### Task to carry out
Take every line where the string "grass" appears and copy it.

___ Information shown ___

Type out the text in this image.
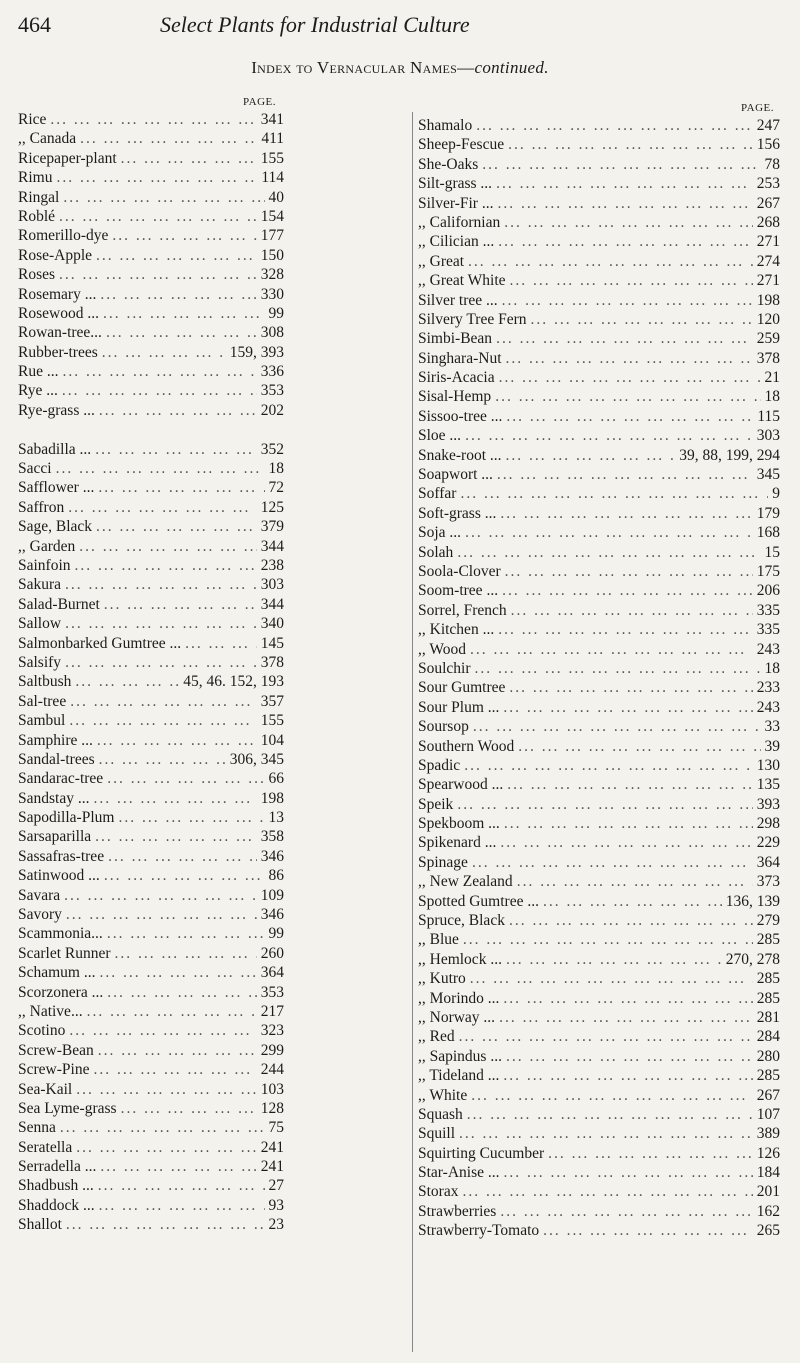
464	Select Plants for Industrial Culture
Index to Vernacular Names—continued.
PAGE.
Rice ... .	341
,, Canada ... .	411
Ricepaper-plant ... .	155
Rimu ... .	114
Ringal ... .	40
Roblé ... .	154
Romerillo-dye ... .	177
Rose-Apple ... .	150
Roses ... .	328
Rosemary ... ... .	330
Rosewood ... ... .	99
Rowan-tree... ... .	308
Rubber-trees ... .	159, 393
Rue ... ... .	336
Rye ... ... .	353
Rye-grass ... ... .	202
Sabadilla ... ... .	352
Sacci ... .	18
Safflower ... ... .	72
Saffron ... .	125
Sage, Black ... .	379
,, Garden ... .	344
Sainfoin ... .	238
Sakura ... .	303
Salad-Burnet ... .	344
Sallow ... .	340
Salmonbarked Gumtree ... ... .	145
Salsify ... .	378
Saltbush ... .	45, 46. 152, 193
Sal-tree ... .	357
Sambul ... .	155
Samphire ... ... .	104
Sandal-trees ... .	306, 345
Sandarac-tree ... .	66
Sandstay ... ... .	198
Sapodilla-Plum ... .	13
Sarsaparilla ... .	358
Sassafras-tree ... .	346
Satinwood ... ... .	86
Savara ... .	109
Savory ... .	346
Scammonia... ... .	99
Scarlet Runner ... .	260
Schamum ... ... .	364
Scorzonera ... ... .	353
,, Native... ... .	217
Scotino ... .	323
Screw-Bean ... .	299
Screw-Pine ... .	244
Sea-Kail ... .	103
Sea Lyme-grass ... .	128
Senna ... .	75
Seratella ... .	241
Serradella ... ... .	241
Shadbush ... ... .	27
Shaddock ... ... .	93
Shallot ... .	23
PAGE.
Shamalo ... .	247
Sheep-Fescue ... .	156
She-Oaks ... .	78
Silt-grass ... ... .	253
Silver-Fir ... ... .	267
,, Californian ... .	268
,, Cilician ... ... .	271
,, Great ... .	274
,, Great White ... .	271
Silver tree ... ... .	198
Silvery Tree Fern ... .	120
Simbi-Bean ... .	259
Singhara-Nut ... .	378
Siris-Acacia ... .	21
Sisal-Hemp ... .	18
Sissoo-tree ... ... .	115
Sloe ... ... .	303
Snake-root ... ... .	39, 88, 199, 294
Soapwort ... ... .	345
Soffar ... .	9
Soft-grass ... ... .	179
Soja ... ... .	168
Solah ... .	15
Soola-Clover ... .	175
Soom-tree ... ... .	206
Sorrel, French ... .	335
,, Kitchen ... ... .	335
,, Wood ... .	243
Soulchir ... .	18
Sour Gumtree ... .	233
Sour Plum ... ... .	243
Soursop ... .	33
Southern Wood ... .	39
Spadic ... .	130
Spearwood ... ... .	135
Speik ... .	393
Spekboom ... ... .	298
Spikenard ... ... .	229
Spinage ... .	364
,, New Zealand ... .	373
Spotted Gumtree ... ... .	136, 139
Spruce, Black ... .	279
,, Blue ... .	285
,, Hemlock ... ... .	270, 278
,, Kutro ... .	285
,, Morindo ... ... .	285
,, Norway ... ... .	281
,, Red ... .	284
,, Sapindus ... ... .	280
,, Tideland ... ... .	285
,, White ... .	267
Squash ... .	107
Squill ... .	389
Squirting Cucumber ... .	126
Star-Anise ... ... .	184
Storax ... .	201
Strawberries ... .	162
Strawberry-Tomato ... .	265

___

### Problem solution
Rye-grass ... ... .	202
Sea Lyme-grass ... .	128
Silt-grass ... ... .	253
Soft-grass ... ... .	179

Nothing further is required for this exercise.